**Challenge:** Write out the full set of records below exactly.

Data extracted from a collection:
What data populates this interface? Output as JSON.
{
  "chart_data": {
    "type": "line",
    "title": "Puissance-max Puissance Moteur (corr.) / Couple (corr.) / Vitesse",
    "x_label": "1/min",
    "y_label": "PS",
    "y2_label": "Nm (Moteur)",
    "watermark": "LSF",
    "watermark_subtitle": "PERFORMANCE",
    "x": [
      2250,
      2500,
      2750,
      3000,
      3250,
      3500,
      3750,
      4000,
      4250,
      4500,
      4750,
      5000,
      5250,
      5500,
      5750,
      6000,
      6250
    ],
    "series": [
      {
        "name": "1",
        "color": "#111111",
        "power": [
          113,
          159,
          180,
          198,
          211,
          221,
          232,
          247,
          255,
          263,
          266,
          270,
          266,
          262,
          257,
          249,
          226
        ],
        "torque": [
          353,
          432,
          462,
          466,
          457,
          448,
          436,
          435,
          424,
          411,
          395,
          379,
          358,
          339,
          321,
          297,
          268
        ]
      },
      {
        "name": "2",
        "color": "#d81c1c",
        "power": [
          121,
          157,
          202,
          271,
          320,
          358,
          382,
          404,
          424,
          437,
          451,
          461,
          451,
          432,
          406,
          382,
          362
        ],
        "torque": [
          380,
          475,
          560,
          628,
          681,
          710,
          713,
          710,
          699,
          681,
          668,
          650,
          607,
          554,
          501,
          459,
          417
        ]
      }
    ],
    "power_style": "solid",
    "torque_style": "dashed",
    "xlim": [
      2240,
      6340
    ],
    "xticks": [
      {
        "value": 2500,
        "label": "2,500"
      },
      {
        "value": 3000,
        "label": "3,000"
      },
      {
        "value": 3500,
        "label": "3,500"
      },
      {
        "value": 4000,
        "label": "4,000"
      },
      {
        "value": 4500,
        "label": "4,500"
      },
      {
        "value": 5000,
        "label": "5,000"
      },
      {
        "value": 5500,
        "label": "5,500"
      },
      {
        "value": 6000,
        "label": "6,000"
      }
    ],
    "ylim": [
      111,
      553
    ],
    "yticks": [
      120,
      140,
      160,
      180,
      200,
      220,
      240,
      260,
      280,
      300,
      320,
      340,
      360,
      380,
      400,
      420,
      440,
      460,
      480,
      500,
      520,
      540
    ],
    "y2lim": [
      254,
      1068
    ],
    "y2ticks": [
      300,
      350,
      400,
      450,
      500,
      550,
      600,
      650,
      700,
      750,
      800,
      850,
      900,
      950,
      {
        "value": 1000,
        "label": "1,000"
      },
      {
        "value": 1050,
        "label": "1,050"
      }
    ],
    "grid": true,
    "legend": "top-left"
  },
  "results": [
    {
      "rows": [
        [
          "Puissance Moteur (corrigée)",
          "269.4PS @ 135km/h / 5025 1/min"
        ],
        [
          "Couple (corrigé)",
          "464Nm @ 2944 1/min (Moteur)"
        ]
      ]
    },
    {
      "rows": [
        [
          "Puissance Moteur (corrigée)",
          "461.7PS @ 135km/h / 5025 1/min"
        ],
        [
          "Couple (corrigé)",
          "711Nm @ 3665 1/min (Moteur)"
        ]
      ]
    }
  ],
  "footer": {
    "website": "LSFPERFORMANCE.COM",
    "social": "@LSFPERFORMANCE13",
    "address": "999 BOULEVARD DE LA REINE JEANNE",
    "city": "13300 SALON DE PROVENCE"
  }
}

**Solution to this problem:**
What data populates this interface? Output as JSON.
{
  "chart_data": {
    "type": "line",
    "title": "Puissance-max Puissance Moteur (corr.) / Couple (corr.) / Vitesse",
    "x_label": "1/min",
    "y_label": "PS",
    "y2_label": "Nm (Moteur)",
    "watermark": "LSF",
    "watermark_subtitle": "PERFORMANCE",
    "x": [
      2250,
      2500,
      2750,
      3000,
      3250,
      3500,
      3750,
      4000,
      4250,
      4500,
      4750,
      5000,
      5250,
      5500,
      5750,
      6000,
      6250
    ],
    "series": [
      {
        "name": "1",
        "color": "#111111",
        "power": [
          113,
          159,
          180,
          198,
          211,
          221,
          232,
          247,
          255,
          263,
          266,
          270,
          266,
          262,
          257,
          249,
          226
        ],
        "torque": [
          353,
          432,
          462,
          466,
          457,
          448,
          436,
          435,
          424,
          411,
          395,
          379,
          358,
          339,
          321,
          297,
          268
        ]
      },
      {
        "name": "2",
        "color": "#d81c1c",
        "power": [
          121,
          157,
          202,
          271,
          320,
          358,
          382,
          404,
          424,
          437,
          451,
          461,
          451,
          432,
          406,
          382,
          362
        ],
        "torque": [
          380,
          475,
          560,
          628,
          681,
          710,
          713,
          710,
          699,
          681,
          668,
          650,
          607,
          554,
          501,
          459,
          417
        ]
      }
    ],
    "power_style": "solid",
    "torque_style": "dashed",
    "xlim": [
      2240,
      6340
    ],
    "xticks": [
      {
        "value": 2500,
        "label": "2,500"
      },
      {
        "value": 3000,
        "label": "3,000"
      },
      {
        "value": 3500,
        "label": "3,500"
      },
      {
        "value": 4000,
        "label": "4,000"
      },
      {
        "value": 4500,
        "label": "4,500"
      },
      {
        "value": 5000,
        "label": "5,000"
      },
      {
        "value": 5500,
        "label": "5,500"
      },
      {
        "value": 6000,
        "label": "6,000"
      }
    ],
    "ylim": [
      111,
      553
    ],
    "yticks": [
      120,
      140,
      160,
      180,
      200,
      220,
      240,
      260,
      280,
      300,
      320,
      340,
      360,
      380,
      400,
      420,
      440,
      460,
      480,
      500,
      520,
      540
    ],
    "y2lim": [
      254,
      1068
    ],
    "y2ticks": [
      300,
      350,
      400,
      450,
      500,
      550,
      600,
      650,
      700,
      750,
      800,
      850,
      900,
      950,
      {
        "value": 1000,
        "label": "1,000"
      },
      {
        "value": 1050,
        "label": "1,050"
      }
    ],
    "grid": true,
    "legend": "top-left"
  },
  "results": [
    {
      "rows": [
        [
          "Puissance Moteur (corrigée)",
          "269.4PS @ 135km/h / 5025 1/min"
        ],
        [
          "Couple (corrigé)",
          "464Nm @ 2944 1/min (Moteur)"
        ]
      ]
    },
    {
      "rows": [
        [
          "Puissance Moteur (corrigée)",
          "461.7PS @ 135km/h / 5025 1/min"
        ],
        [
          "Couple (corrigé)",
          "711Nm @ 3665 1/min (Moteur)"
        ]
      ]
    }
  ],
  "footer": {
    "website": "LSFPERFORMANCE.COM",
    "social": "@LSFPERFORMANCE13",
    "address": "999 BOULEVARD DE LA REINE JEANNE",
    "city": "13300 SALON DE PROVENCE"
  }
}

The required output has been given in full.